> _WHAT TO DO_:
Select all lines holding the word "achievement" from the entries that follow.

— Start of EXCERPTED DATA —

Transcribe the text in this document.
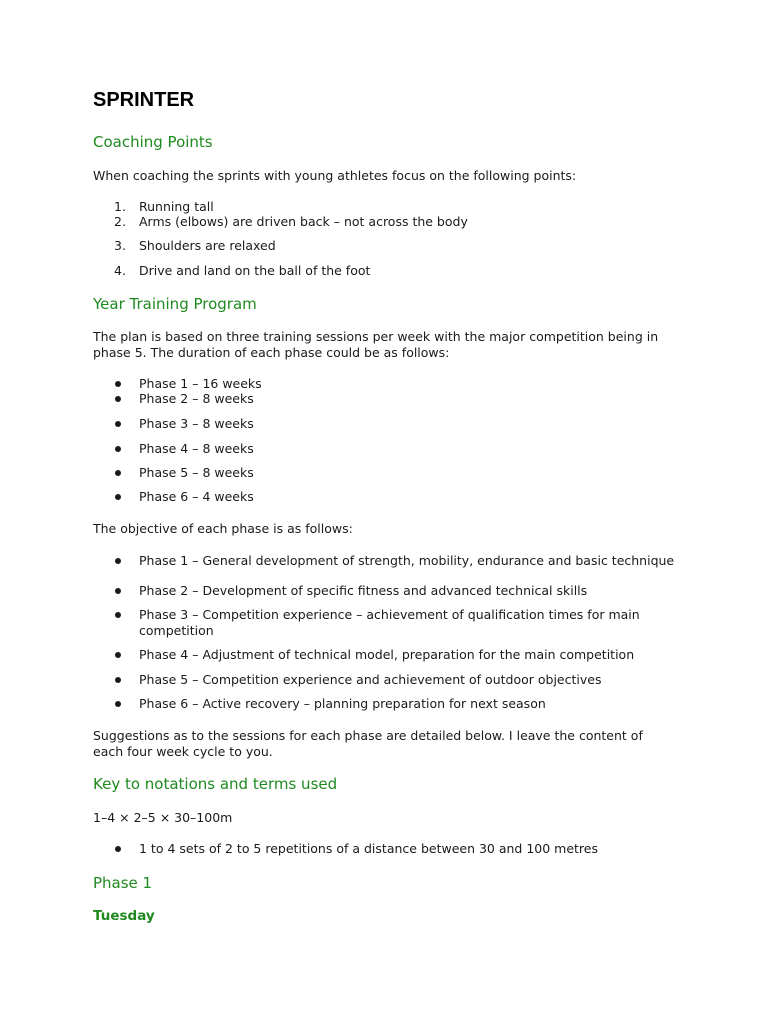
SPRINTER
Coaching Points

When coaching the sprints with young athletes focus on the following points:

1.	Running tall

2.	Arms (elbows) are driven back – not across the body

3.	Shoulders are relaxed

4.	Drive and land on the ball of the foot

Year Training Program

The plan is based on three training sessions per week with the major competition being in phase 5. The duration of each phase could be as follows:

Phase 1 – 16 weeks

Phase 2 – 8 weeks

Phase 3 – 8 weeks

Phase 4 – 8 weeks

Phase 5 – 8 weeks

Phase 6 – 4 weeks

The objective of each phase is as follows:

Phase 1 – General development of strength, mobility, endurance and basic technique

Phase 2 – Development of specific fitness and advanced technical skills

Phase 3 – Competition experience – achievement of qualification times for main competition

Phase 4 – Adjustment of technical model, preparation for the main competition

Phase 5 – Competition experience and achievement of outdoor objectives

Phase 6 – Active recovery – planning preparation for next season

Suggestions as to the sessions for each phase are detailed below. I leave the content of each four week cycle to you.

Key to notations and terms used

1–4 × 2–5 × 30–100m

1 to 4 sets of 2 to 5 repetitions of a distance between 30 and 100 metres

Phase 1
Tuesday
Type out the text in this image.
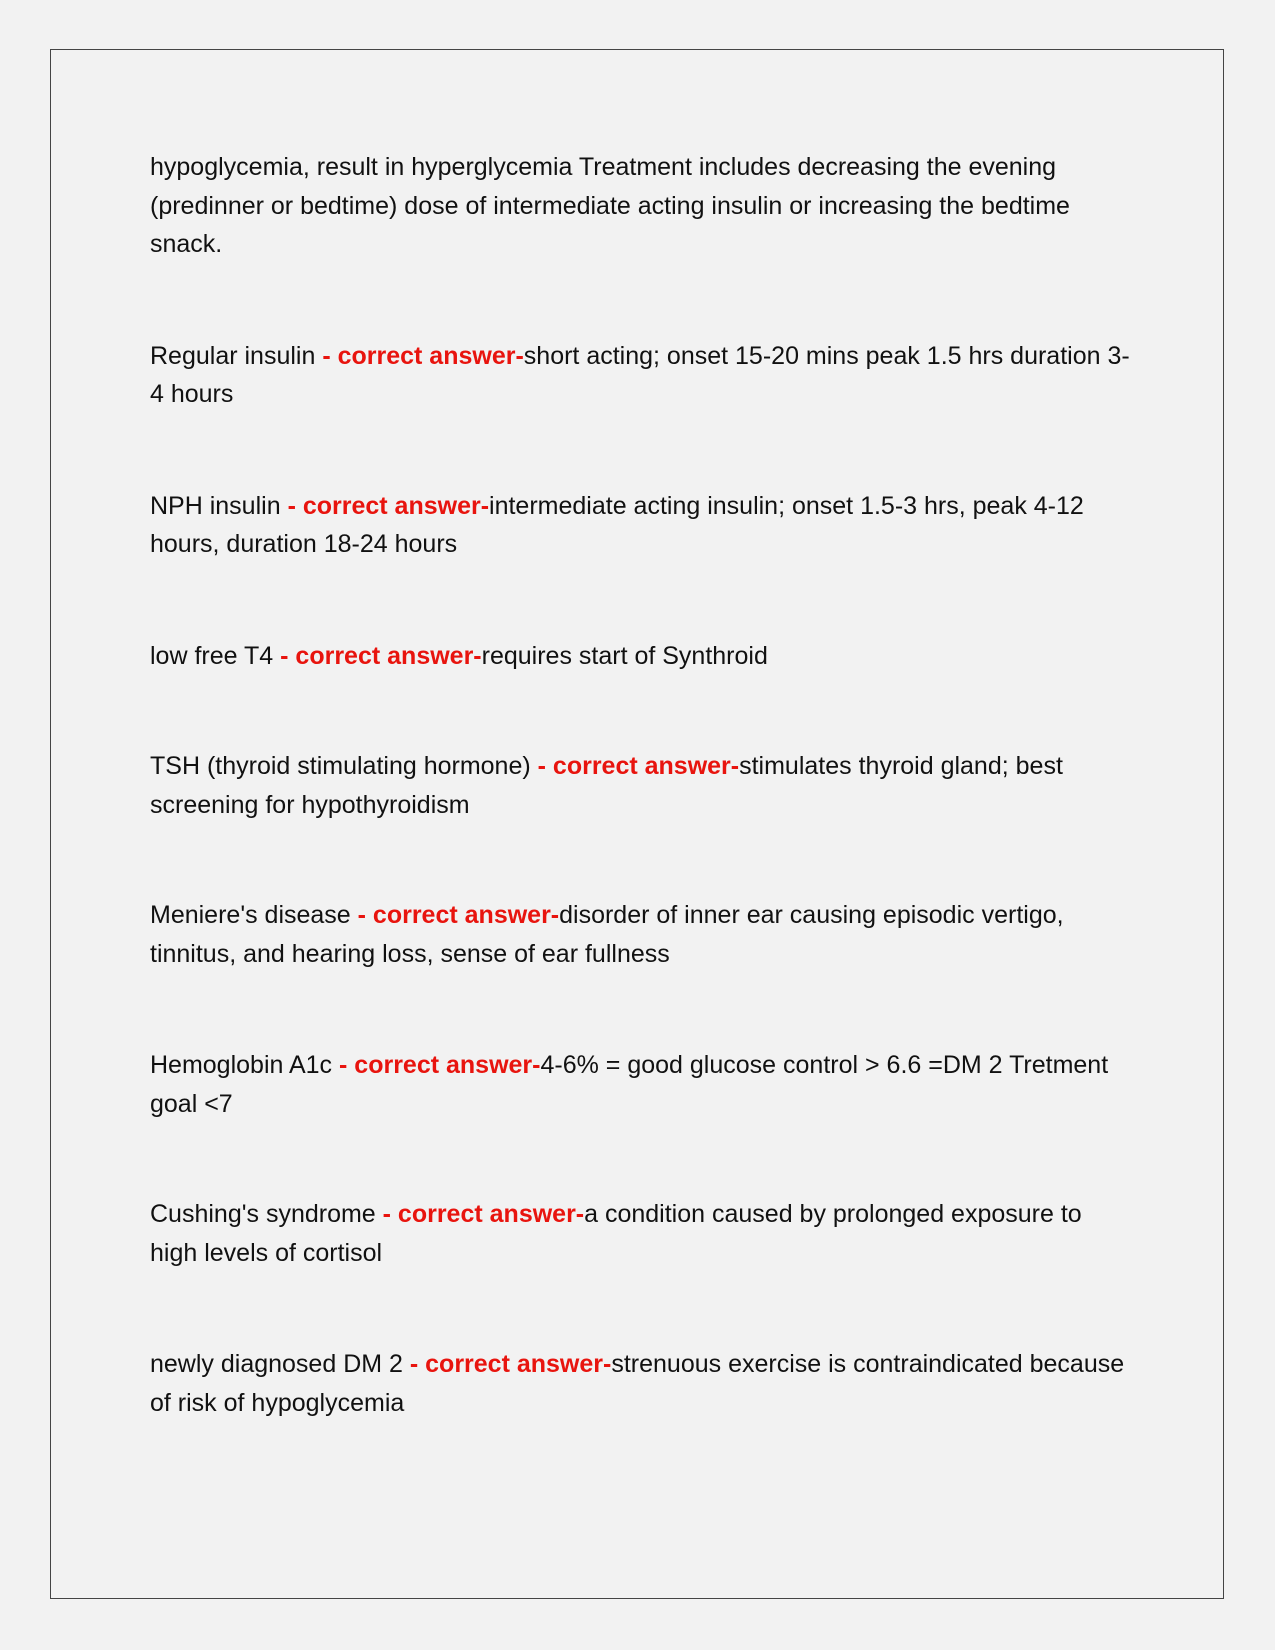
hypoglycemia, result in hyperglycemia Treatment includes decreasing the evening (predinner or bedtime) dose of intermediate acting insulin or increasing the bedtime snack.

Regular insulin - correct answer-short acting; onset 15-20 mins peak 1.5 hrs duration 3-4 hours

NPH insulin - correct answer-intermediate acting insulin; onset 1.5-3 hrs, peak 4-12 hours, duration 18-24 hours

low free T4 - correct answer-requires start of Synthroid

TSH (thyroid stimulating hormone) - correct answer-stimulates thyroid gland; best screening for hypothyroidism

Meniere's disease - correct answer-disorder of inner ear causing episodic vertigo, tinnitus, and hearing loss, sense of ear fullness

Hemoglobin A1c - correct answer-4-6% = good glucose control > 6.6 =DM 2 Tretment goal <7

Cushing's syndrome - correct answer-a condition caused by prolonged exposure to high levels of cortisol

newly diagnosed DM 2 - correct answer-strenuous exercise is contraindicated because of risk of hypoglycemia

— End of EXCERPTED DATA —
— Start of EXCERPTED DATA —

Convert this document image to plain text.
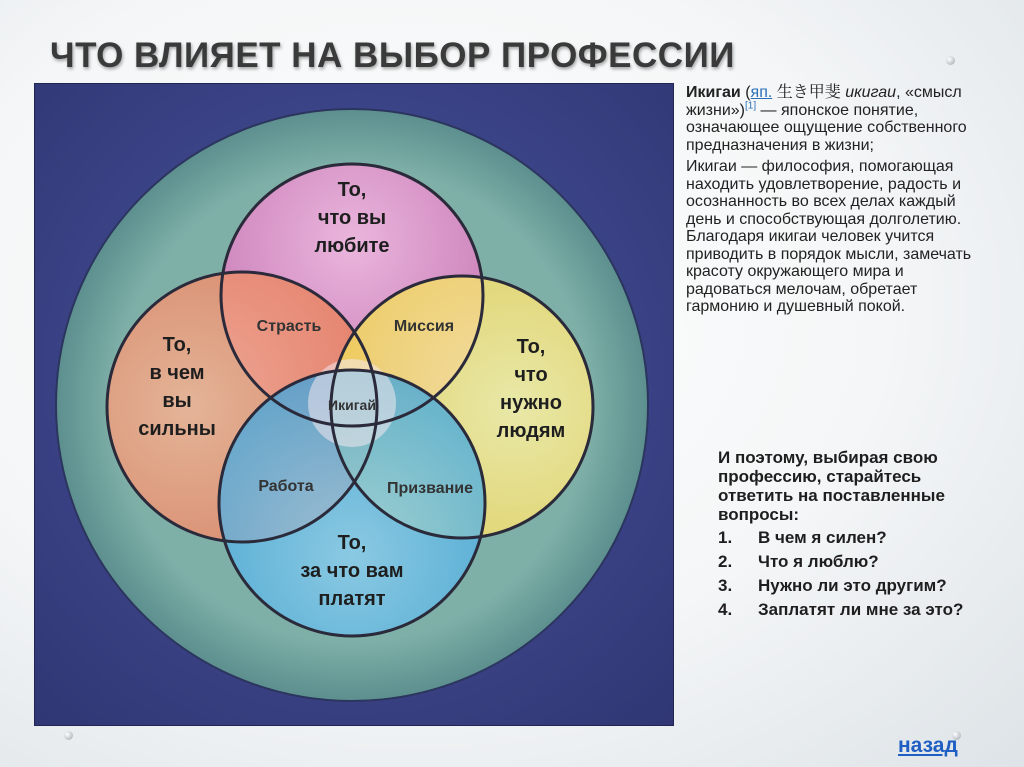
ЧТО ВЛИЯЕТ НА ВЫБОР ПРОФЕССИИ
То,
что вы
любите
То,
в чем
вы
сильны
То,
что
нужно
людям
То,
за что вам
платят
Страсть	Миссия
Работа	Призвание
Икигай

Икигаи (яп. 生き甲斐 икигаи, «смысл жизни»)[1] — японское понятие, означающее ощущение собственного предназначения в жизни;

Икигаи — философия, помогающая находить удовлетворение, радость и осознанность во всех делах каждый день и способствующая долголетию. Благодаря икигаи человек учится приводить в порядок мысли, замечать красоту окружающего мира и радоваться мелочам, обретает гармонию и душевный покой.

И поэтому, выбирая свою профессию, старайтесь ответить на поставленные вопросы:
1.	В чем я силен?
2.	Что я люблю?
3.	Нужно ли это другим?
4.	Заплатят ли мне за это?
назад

— End of EXCERPTED DATA —
— Start of EXCERPTED DATA —

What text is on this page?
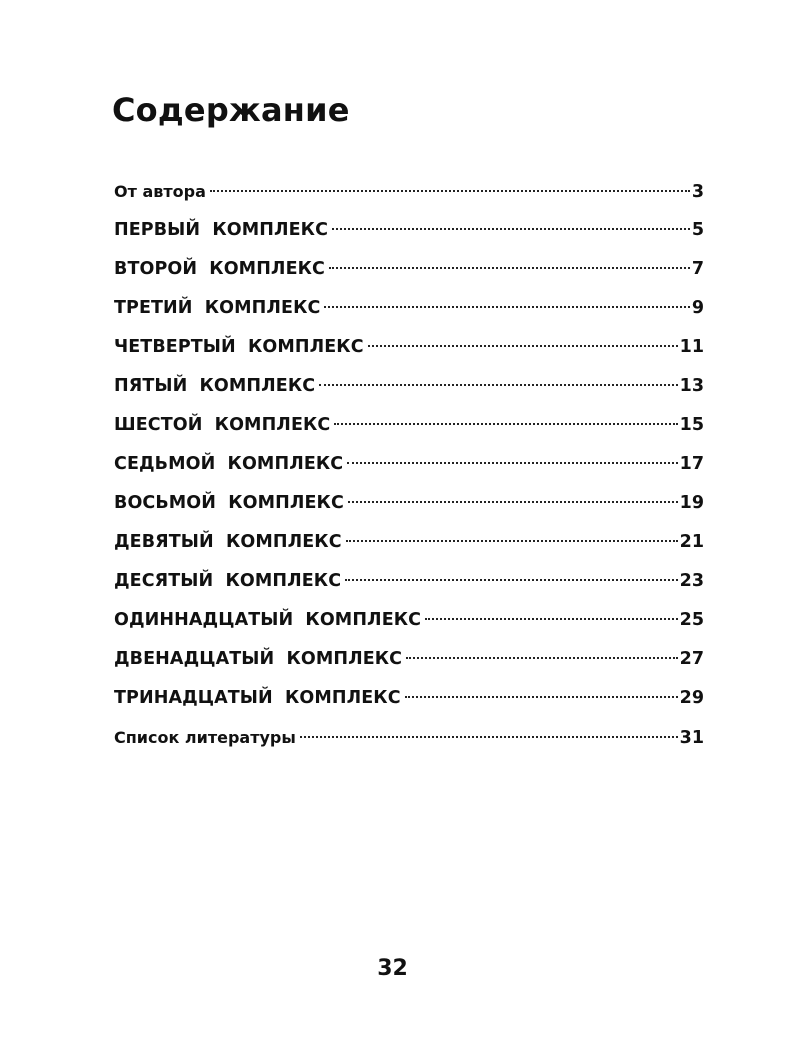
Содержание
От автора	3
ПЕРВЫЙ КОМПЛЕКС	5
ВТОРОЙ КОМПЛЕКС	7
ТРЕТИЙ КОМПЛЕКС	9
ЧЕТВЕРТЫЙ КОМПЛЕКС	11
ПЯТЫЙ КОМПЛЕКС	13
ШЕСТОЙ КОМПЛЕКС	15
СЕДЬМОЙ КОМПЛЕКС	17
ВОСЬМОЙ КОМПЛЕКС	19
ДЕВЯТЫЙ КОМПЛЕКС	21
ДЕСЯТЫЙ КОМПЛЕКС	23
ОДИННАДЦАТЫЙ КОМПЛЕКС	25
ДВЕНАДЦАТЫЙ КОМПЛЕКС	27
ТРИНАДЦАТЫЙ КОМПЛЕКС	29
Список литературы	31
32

— End of EXCERPTED DATA —

> _CORRECT ANSWER_:
Phase 3 – Competition experience – achievement of qualification times for main competition
Phase 5 – Competition experience and achievement of outdoor objectives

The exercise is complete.